PETICIÓN ESCRITA 1:
Reúne y copia cada fila que contenga la cadena "view". Se distinguen mayúsculas y minúsculas.

═════ PÁGINA ═════

España. La realidad que nadie nos cuenta, pero que la historia revela

Una España rodeada, aún hoy y desde hace siglos, de enemigos y “aliados desleales”

Extracto del capítulo de “Conclusiones” del libro recientemente publicado por su autor

Rasgo político-militar del coronel Cabello en su viaje desde Madrid a Astorga y regreso

Marzo – julio de 1809

A cuenta de la reciente noticia de la continua venta de armamento de última generación por la República de los Estados Unidos al Reino de Marruecos.

“Es indudable que para su patria de nacimiento, Francisco Cabello y Mesa, cubre todos los parámetros para poder recibir el calificativo que el destacado Filósofo y Catedrático de la Universidad de Oviedo Gustavo Bueno Martínez, pronunció el 25 de mayo del 2008 en la Sala Capitular de la Catedral ovetense. Aquel día se conmemoraban los dos siglos de la declaración de guerra a José Bonaparte y al Imperio Napoleónico, en aquel mismo lugar, por parte de la Junta General del Principado de Asturias (la primera región de España que se alzó en armas contra la invasión francesa).

Ante el público asistente (entre el que estaba el autor de este trabajo) el sabio castellano dijo:

”¿Afrancesados?…Cobardes y traidores todos a su Pueblo…”

Verdaderamente hay que reflexionar que de todos los males traídos por la Guerra de la Independencia a los españoles su responsabilidad ha de recaer no en quienes se resistieron a una guerra de invasión y de agresión, sino a quien gratuitamente la causó, con su secuela de sufrimientos y destrucción, Napoleón Bonaparte, y a quienes le acompañaron y ayudaron, fuera y dentro de España, fuera y dentro de Europa.

Aún así, es de justicia (a la vista de todo lo expuesto en este libro) hacer algunos matices. Es obvio que a muchos afrancesados, de las élites gobernantes de José Bonaparte les impulsó un sincero deseo de buscar el mejor camino para España, para su monarquía, para sus reinos americanos y para su supervivencia como potencia y como estado, necesitado de urgentes reformas de la mano de un gobierno firme (como era el bonapartismo), en la trágica y difícil encrucijada que se abrió en la primavera de 1808.

A esta clase de Afrancesados, entre los que figuraron Azanza, Urquijo o Mazarredo (y tantos otros) no se les puede llamar traidores a España; eligieron el camino, en principio más sencillo y con posibilidad de éxito… aliarse y apoyar al poder más fuerte, en la búsqueda de lo que ellos consideraban mejor para España y para su Monarquía.

═════ FILAS DE DATOS ═════

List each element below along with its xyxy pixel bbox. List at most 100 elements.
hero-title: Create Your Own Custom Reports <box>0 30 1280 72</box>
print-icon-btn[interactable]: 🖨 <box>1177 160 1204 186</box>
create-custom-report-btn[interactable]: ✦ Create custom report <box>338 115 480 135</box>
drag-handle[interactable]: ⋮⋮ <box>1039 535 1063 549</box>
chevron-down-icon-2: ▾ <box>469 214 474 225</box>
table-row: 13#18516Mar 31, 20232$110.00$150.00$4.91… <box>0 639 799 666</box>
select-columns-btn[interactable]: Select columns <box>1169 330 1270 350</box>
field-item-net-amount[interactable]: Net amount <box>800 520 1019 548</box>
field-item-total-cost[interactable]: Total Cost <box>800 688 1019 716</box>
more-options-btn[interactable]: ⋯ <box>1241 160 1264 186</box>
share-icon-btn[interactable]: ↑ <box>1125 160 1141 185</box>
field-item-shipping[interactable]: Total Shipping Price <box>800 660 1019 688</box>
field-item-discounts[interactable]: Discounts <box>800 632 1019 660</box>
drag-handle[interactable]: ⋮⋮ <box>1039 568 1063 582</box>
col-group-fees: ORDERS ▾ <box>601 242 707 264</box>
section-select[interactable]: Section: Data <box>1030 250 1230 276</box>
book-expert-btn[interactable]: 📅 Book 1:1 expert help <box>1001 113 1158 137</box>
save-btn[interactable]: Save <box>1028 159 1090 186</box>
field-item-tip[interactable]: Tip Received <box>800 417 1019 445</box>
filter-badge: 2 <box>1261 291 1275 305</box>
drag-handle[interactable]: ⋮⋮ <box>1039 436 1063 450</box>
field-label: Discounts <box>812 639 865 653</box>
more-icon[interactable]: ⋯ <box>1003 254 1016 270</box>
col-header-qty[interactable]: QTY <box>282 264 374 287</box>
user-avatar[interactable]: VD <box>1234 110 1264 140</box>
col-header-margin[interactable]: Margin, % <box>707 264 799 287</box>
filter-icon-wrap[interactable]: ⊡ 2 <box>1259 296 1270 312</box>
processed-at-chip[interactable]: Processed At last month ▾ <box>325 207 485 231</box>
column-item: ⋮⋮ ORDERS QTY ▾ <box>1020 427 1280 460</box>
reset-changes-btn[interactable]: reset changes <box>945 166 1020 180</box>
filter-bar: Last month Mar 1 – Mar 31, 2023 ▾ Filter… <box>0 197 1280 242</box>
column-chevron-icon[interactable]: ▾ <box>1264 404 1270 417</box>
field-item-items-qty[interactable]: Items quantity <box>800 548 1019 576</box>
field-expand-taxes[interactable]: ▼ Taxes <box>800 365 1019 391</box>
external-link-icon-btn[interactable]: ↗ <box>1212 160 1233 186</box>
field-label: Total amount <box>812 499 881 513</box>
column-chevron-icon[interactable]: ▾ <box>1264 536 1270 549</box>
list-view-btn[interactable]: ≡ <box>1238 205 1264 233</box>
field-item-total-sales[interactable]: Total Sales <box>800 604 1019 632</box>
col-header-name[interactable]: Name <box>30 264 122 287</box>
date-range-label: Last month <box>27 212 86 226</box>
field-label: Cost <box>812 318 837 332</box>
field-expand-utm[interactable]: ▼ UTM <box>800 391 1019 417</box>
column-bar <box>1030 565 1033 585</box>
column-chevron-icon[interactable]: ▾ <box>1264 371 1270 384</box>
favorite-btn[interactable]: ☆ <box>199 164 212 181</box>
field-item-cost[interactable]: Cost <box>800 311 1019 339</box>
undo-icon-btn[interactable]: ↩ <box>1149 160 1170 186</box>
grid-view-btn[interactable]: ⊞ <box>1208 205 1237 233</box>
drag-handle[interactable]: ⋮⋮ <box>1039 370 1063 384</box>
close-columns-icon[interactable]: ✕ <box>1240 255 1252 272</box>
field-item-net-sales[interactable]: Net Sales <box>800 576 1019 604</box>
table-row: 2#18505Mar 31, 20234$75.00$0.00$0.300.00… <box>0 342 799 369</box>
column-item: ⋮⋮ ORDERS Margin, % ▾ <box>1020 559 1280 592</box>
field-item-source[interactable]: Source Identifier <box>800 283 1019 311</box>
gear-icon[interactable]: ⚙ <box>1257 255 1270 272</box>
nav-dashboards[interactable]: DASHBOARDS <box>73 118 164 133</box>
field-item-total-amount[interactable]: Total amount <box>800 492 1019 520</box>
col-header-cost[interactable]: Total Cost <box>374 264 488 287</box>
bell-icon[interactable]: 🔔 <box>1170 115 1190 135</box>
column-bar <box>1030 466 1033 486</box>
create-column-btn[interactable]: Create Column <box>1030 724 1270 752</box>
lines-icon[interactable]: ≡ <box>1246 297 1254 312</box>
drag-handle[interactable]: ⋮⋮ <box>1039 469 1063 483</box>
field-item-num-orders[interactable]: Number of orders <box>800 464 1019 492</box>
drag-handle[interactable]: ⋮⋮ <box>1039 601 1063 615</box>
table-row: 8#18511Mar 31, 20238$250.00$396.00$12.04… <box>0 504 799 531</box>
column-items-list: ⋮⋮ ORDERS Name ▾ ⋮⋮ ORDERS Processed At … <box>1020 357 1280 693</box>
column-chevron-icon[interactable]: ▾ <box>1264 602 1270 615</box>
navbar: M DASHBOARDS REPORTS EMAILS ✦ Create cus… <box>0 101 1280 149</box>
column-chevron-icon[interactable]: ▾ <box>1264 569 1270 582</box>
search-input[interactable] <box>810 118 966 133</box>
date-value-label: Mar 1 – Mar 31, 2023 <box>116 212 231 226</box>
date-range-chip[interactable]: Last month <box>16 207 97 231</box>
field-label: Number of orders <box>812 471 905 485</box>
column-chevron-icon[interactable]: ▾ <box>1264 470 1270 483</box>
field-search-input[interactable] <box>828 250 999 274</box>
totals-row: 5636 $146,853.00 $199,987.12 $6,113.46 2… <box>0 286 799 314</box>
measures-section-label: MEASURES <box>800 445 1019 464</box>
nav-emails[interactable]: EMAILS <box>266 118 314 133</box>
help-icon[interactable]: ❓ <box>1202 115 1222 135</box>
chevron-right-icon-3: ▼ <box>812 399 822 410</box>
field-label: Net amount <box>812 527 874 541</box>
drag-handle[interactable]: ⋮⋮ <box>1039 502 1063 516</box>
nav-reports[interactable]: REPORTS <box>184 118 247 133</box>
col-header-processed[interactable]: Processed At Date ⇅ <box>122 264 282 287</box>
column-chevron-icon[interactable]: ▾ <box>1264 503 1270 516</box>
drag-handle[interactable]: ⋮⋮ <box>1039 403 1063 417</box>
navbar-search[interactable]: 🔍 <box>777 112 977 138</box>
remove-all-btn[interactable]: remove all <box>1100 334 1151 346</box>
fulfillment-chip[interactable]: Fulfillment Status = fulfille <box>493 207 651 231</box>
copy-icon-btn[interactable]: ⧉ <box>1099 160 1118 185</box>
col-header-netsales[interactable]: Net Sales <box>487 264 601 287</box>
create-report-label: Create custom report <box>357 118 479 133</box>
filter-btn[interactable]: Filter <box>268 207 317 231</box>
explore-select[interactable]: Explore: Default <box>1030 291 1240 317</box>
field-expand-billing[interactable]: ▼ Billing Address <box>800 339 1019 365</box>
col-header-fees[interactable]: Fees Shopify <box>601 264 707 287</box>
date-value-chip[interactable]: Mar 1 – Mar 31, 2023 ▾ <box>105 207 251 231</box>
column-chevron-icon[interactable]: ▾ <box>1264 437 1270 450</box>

═════

PETICIÓN ESCRITA 2:
Escribe la parte siguiente del texto sobre los afrancesados y la Guerra de la Independencia, a partir de donde termina.

RESPUESTA ESCRITA 1:
list-view-btn[interactable]: ≡ <box>1238 205 1264 233</box>
grid-view-btn[interactable]: ⊞ <box>1208 205 1237 233</box>

RESPUESTA ESCRITA 2:
Camino que, a la postre, se convirtió en la senda más difícil, que les hizo perder su Patria y convertirse en traidores a ojos de sus conciudadanos. Es por ello que no debería de considerárseles traidores a España, a la idea que ellos tenían de España.

Sin embargo, el desprecio de los Afrancesados a la voluntad general y a los deseos del Pueblo español[1] y que se manifestó, de manera tan unánime, en el verano de 1808 de la mano de los Podres Municipales y Provinciales de España, personificados en las nuevas Juntas Patriotas de Defensa y Armamento, que se negaron a acatar las Abdicaciones, la Carta Otorgada y todo lo dispuesto (manu militari por Bonaparte) en Bayona, si hace a los Afrancesados merecedores de ser “traidores” al Pueblo español, e, incluso, a la nueva Nación española (en la que nunca creyeron como sujeto colectivo de soberanía y libertades), la cual comenzó a ver la luz en el parto sangriento que fue la guerra contra el Imperio Napoleónico.

Las guerras de la Revolución Francesa y de Napoleón, que sacudieron Europa entre 1792 y 1815, y enfrentaron, especialmente, a las dos grandes potencias, Francia y Gran Bretaña por el dominio de Europa y del Atlántico (y en el que los Reinos de la Monarquía española en América eran también una baza fundamental del “gran juego”) en realidad dilucidaron la hegemonía del mundo occidental durante el siglo XIX.

Por un lado, Francia, una potencia continental que, en manos de Napoleón y a través de una Europa unificada jurídica, dinástica, económica y políticamente bajo la hegemonía bonapartista, aspiraba a imponer su dominio. Por la otra parte Gran Bretaña, impidiendo esa unificación y manteniendo una Europa dividida (política que ha continuado como la base de su preeminencia y prosperidad, durante los siglos XIX y XX, hasta la actualidad en que el “brexit” no es sino la manifestación de su impotencia y derrota política final para impedir la consolidación de la UE).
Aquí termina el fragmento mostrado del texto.